[Page records with their text]
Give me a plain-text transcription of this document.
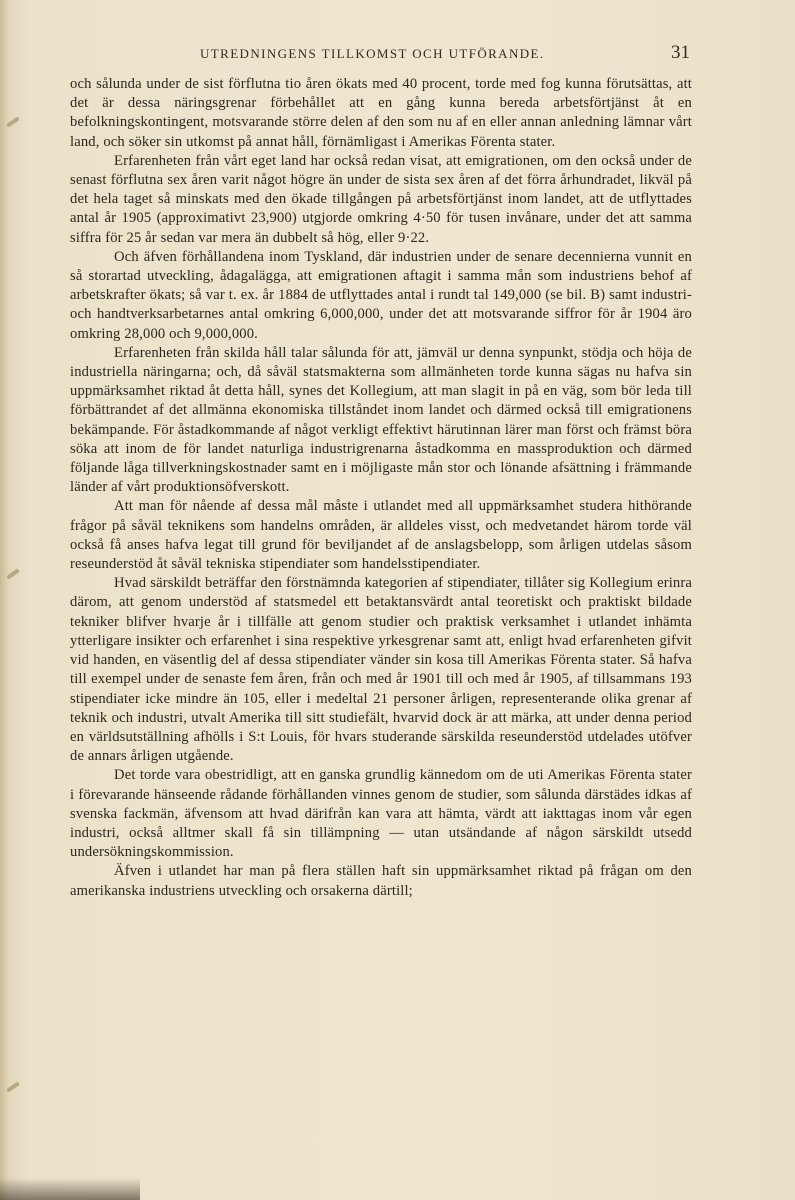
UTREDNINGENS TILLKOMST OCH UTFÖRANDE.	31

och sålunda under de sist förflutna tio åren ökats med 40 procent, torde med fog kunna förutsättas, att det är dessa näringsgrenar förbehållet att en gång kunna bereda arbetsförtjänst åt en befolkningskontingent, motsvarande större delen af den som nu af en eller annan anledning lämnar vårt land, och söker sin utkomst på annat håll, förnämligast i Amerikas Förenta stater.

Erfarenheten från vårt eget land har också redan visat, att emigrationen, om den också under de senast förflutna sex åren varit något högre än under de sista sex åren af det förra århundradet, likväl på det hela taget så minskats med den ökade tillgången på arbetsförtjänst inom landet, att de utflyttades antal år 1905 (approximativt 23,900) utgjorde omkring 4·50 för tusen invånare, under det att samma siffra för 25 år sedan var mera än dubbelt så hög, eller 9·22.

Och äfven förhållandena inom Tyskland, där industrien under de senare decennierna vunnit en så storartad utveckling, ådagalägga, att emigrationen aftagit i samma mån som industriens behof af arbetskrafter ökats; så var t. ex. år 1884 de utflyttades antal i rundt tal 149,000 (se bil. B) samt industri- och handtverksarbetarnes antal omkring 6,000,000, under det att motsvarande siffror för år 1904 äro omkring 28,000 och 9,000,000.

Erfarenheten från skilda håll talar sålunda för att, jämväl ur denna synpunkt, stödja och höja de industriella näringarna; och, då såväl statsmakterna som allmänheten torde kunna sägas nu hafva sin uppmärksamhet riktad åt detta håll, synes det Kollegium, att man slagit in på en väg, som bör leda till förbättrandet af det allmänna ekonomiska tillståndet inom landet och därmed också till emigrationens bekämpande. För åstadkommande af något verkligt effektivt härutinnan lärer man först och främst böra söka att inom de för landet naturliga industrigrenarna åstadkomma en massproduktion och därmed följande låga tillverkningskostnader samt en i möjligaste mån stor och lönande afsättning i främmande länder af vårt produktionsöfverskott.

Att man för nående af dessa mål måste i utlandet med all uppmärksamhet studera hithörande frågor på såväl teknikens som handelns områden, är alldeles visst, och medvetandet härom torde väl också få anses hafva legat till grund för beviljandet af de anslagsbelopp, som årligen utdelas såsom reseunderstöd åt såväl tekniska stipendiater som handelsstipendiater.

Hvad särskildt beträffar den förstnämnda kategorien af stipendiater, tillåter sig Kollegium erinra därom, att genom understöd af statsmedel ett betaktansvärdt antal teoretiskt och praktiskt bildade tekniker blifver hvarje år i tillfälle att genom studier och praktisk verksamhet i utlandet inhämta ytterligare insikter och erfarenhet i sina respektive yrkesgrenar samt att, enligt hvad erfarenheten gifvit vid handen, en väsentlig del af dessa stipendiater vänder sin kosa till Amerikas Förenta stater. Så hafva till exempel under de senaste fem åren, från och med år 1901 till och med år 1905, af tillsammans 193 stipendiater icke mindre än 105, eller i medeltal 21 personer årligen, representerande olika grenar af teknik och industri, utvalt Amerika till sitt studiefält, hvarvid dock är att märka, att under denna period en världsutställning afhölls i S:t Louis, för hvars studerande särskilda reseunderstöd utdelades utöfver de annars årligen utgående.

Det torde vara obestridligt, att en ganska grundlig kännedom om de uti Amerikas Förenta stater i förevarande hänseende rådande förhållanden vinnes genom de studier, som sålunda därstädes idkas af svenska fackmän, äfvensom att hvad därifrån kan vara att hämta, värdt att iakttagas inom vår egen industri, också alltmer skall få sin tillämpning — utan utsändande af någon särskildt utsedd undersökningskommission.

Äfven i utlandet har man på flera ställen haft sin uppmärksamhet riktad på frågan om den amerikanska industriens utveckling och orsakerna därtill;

== TASK INSTRUCTIONS ==
Could you set down every entry above exactly as it stands, with no images?

== RESPONSE ==
Give me a plain-text transcription of this document.
UTREDNINGENS TILLKOMST OCH UTFÖRANDE.	31

och sålunda under de sist förflutna tio åren ökats med 40 procent, torde med fog kunna förutsättas, att det är dessa näringsgrenar förbehållet att en gång kunna bereda arbetsförtjänst åt en befolkningskontingent, motsvarande större delen af den som nu af en eller annan anledning lämnar vårt land, och söker sin utkomst på annat håll, förnämligast i Amerikas Förenta stater.

Erfarenheten från vårt eget land har också redan visat, att emigrationen, om den också under de senast förflutna sex åren varit något högre än under de sista sex åren af det förra århundradet, likväl på det hela taget så minskats med den ökade tillgången på arbetsförtjänst inom landet, att de utflyttades antal år 1905 (approximativt 23,900) utgjorde omkring 4·50 för tusen invånare, under det att samma siffra för 25 år sedan var mera än dubbelt så hög, eller 9·22.

Och äfven förhållandena inom Tyskland, där industrien under de senare decennierna vunnit en så storartad utveckling, ådagalägga, att emigrationen aftagit i samma mån som industriens behof af arbetskrafter ökats; så var t. ex. år 1884 de utflyttades antal i rundt tal 149,000 (se bil. B) samt industri- och handtverksarbetarnes antal omkring 6,000,000, under det att motsvarande siffror för år 1904 äro omkring 28,000 och 9,000,000.

Erfarenheten från skilda håll talar sålunda för att, jämväl ur denna synpunkt, stödja och höja de industriella näringarna; och, då såväl statsmakterna som allmänheten torde kunna sägas nu hafva sin uppmärksamhet riktad åt detta håll, synes det Kollegium, att man slagit in på en väg, som bör leda till förbättrandet af det allmänna ekonomiska tillståndet inom landet och därmed också till emigrationens bekämpande. För åstadkommande af något verkligt effektivt härutinnan lärer man först och främst böra söka att inom de för landet naturliga industrigrenarna åstadkomma en massproduktion och därmed följande låga tillverkningskostnader samt en i möjligaste mån stor och lönande afsättning i främmande länder af vårt produktionsöfverskott.

Att man för nående af dessa mål måste i utlandet med all uppmärksamhet studera hithörande frågor på såväl teknikens som handelns områden, är alldeles visst, och medvetandet härom torde väl också få anses hafva legat till grund för beviljandet af de anslagsbelopp, som årligen utdelas såsom reseunderstöd åt såväl tekniska stipendiater som handelsstipendiater.

Hvad särskildt beträffar den förstnämnda kategorien af stipendiater, tillåter sig Kollegium erinra därom, att genom understöd af statsmedel ett betaktansvärdt antal teoretiskt och praktiskt bildade tekniker blifver hvarje år i tillfälle att genom studier och praktisk verksamhet i utlandet inhämta ytterligare insikter och erfarenhet i sina respektive yrkesgrenar samt att, enligt hvad erfarenheten gifvit vid handen, en väsentlig del af dessa stipendiater vänder sin kosa till Amerikas Förenta stater. Så hafva till exempel under de senaste fem åren, från och med år 1901 till och med år 1905, af tillsammans 193 stipendiater icke mindre än 105, eller i medeltal 21 personer årligen, representerande olika grenar af teknik och industri, utvalt Amerika till sitt studiefält, hvarvid dock är att märka, att under denna period en världsutställning afhölls i S:t Louis, för hvars studerande särskilda reseunderstöd utdelades utöfver de annars årligen utgående.

Det torde vara obestridligt, att en ganska grundlig kännedom om de uti Amerikas Förenta stater i förevarande hänseende rådande förhållanden vinnes genom de studier, som sålunda därstädes idkas af svenska fackmän, äfvensom att hvad därifrån kan vara att hämta, värdt att iakttagas inom vår egen industri, också alltmer skall få sin tillämpning — utan utsändande af någon särskildt utsedd undersökningskommission.

Äfven i utlandet har man på flera ställen haft sin uppmärksamhet riktad på frågan om den amerikanska industriens utveckling och orsakerna därtill;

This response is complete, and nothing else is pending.